Exercise prompt. Every line that contains the word "true" should be copied out.

Extracted information.
──────

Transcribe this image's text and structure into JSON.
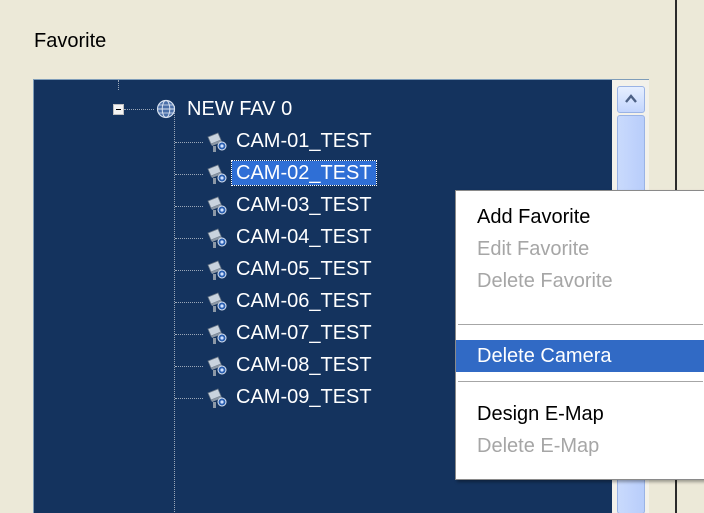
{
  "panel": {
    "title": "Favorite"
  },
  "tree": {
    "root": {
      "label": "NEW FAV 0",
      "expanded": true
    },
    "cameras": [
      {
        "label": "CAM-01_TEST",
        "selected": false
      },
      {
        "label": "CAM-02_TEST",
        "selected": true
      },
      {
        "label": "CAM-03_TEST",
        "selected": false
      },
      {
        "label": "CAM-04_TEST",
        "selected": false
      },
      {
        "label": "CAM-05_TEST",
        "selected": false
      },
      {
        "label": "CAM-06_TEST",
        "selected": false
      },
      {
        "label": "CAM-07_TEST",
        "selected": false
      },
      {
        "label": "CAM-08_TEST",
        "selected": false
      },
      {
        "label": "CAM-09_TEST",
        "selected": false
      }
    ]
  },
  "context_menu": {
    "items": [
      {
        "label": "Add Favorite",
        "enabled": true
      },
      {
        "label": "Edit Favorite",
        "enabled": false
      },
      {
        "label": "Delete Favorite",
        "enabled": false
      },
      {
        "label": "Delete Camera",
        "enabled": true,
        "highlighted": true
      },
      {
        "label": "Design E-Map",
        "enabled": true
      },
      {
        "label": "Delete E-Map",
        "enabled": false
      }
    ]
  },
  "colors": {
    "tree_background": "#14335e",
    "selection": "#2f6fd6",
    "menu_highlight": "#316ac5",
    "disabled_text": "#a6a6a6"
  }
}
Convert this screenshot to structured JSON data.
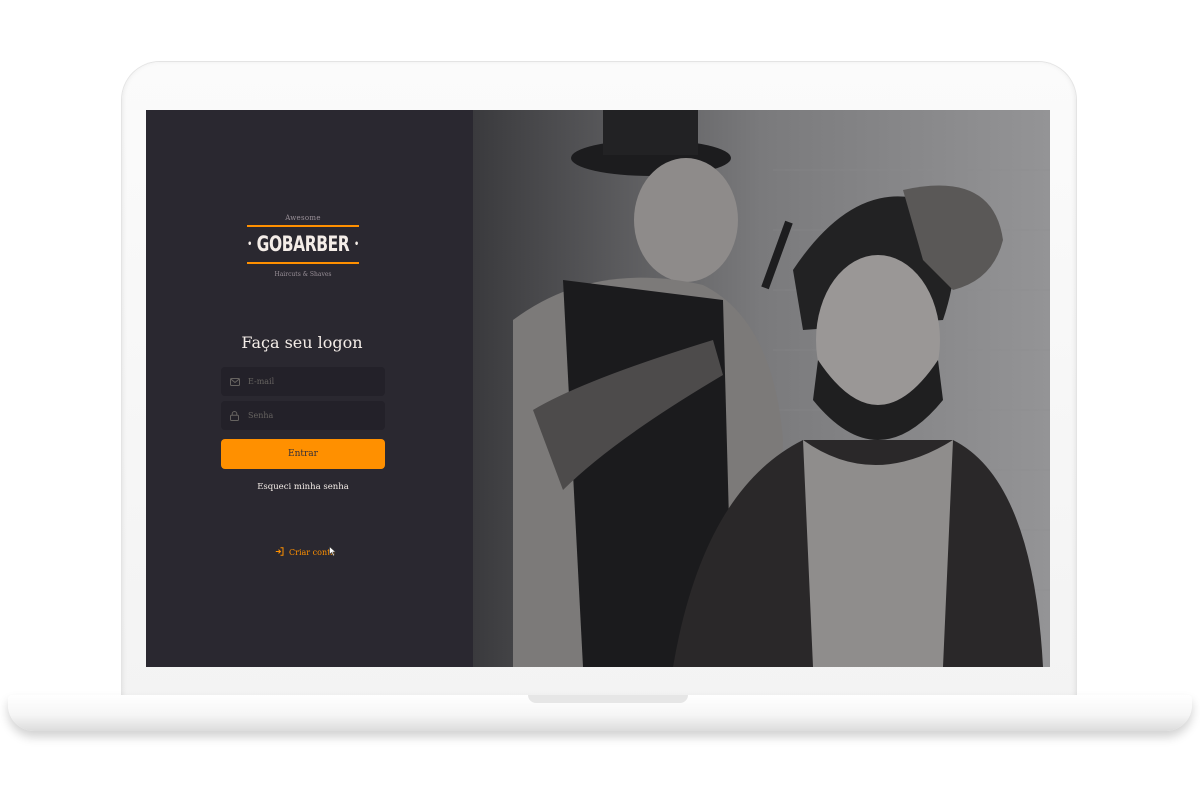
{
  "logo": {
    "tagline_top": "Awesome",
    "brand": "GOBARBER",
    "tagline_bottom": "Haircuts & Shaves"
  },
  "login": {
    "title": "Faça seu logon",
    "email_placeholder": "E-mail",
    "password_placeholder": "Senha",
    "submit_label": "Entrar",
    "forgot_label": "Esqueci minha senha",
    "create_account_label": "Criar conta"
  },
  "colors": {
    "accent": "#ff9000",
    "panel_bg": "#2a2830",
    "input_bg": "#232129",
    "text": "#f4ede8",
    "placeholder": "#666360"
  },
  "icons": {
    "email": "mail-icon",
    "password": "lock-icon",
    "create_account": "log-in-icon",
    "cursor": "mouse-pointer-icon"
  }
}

──────

Solution to the problem.
      "expanded": true
        "selected": true
        "enabled": true
        "enabled": true,
        "highlighted": true
        "enabled": true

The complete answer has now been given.